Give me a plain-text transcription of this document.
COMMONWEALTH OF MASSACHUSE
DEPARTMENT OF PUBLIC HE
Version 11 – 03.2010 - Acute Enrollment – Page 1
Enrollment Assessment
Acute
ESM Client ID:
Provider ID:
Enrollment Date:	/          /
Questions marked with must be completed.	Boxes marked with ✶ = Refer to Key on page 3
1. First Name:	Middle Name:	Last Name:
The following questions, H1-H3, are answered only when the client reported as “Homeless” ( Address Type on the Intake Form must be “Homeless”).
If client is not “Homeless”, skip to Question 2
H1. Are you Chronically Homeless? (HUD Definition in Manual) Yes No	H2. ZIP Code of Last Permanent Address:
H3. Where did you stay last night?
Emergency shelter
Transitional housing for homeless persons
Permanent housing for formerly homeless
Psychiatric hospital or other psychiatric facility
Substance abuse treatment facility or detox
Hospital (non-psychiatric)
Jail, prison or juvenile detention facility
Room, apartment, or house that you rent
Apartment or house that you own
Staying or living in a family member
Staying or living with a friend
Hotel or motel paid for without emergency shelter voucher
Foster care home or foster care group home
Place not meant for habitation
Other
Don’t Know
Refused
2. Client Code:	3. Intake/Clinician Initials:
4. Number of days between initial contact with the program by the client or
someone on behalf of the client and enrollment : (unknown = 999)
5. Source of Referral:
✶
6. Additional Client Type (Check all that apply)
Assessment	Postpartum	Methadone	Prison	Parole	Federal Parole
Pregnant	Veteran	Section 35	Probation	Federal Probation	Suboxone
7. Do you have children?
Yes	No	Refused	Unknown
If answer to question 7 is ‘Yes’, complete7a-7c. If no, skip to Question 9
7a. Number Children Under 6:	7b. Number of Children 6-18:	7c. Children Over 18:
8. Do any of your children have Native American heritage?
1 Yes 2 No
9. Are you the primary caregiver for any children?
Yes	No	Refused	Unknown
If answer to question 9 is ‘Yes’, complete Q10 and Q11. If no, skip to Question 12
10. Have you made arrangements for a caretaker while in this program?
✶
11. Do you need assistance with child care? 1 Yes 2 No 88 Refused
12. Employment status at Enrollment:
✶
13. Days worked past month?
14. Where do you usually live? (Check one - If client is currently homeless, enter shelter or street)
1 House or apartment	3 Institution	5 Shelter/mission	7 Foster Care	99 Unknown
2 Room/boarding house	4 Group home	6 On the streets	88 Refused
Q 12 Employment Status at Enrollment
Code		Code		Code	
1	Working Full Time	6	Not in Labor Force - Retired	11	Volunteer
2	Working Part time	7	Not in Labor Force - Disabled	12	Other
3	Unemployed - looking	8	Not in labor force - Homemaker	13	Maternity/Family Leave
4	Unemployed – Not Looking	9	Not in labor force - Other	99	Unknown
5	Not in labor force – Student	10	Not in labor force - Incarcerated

++++++++++++++++++++

**Problem statement**
Write the material out again in its entirety, exactly as shown.

**Complete output**
Give me a plain-text transcription of this document.
COMMONWEALTH OF MASSACHUSE
DEPARTMENT OF PUBLIC HE
Version 11 – 03.2010 - Acute Enrollment – Page 1
Enrollment Assessment
Acute
ESM Client ID:
Provider ID:
Enrollment Date:	/          /
Questions marked with must be completed.	Boxes marked with ✶ = Refer to Key on page 3
1. First Name:	Middle Name:	Last Name:
The following questions, H1-H3, are answered only when the client reported as “Homeless” ( Address Type on the Intake Form must be “Homeless”).
If client is not “Homeless”, skip to Question 2
H1. Are you Chronically Homeless? (HUD Definition in Manual) Yes No	H2. ZIP Code of Last Permanent Address:
H3. Where did you stay last night?
Emergency shelter
Transitional housing for homeless persons
Permanent housing for formerly homeless
Psychiatric hospital or other psychiatric facility
Substance abuse treatment facility or detox
Hospital (non-psychiatric)
Jail, prison or juvenile detention facility
Room, apartment, or house that you rent
Apartment or house that you own
Staying or living in a family member
Staying or living with a friend
Hotel or motel paid for without emergency shelter voucher
Foster care home or foster care group home
Place not meant for habitation
Other
Don’t Know
Refused
2. Client Code:	3. Intake/Clinician Initials:
4. Number of days between initial contact with the program by the client or
someone on behalf of the client and enrollment : (unknown = 999)
5. Source of Referral:
✶
6. Additional Client Type (Check all that apply)
Assessment	Postpartum	Methadone	Prison	Parole	Federal Parole
Pregnant	Veteran	Section 35	Probation	Federal Probation	Suboxone
7. Do you have children?
Yes	No	Refused	Unknown
If answer to question 7 is ‘Yes’, complete7a-7c. If no, skip to Question 9
7a. Number Children Under 6:	7b. Number of Children 6-18:	7c. Children Over 18:
8. Do any of your children have Native American heritage?
1 Yes 2 No
9. Are you the primary caregiver for any children?
Yes	No	Refused	Unknown
If answer to question 9 is ‘Yes’, complete Q10 and Q11. If no, skip to Question 12
10. Have you made arrangements for a caretaker while in this program?
✶
11. Do you need assistance with child care? 1 Yes 2 No 88 Refused
12. Employment status at Enrollment:
✶
13. Days worked past month?
14. Where do you usually live? (Check one - If client is currently homeless, enter shelter or street)
1 House or apartment	3 Institution	5 Shelter/mission	7 Foster Care	99 Unknown
2 Room/boarding house	4 Group home	6 On the streets	88 Refused
Q 12 Employment Status at Enrollment
Code		Code		Code	
1	Working Full Time	6	Not in Labor Force - Retired	11	Volunteer
2	Working Part time	7	Not in Labor Force - Disabled	12	Other
3	Unemployed - looking	8	Not in labor force - Homemaker	13	Maternity/Family Leave
4	Unemployed – Not Looking	9	Not in labor force - Other	99	Unknown
5	Not in labor force – Student	10	Not in labor force - Incarcerated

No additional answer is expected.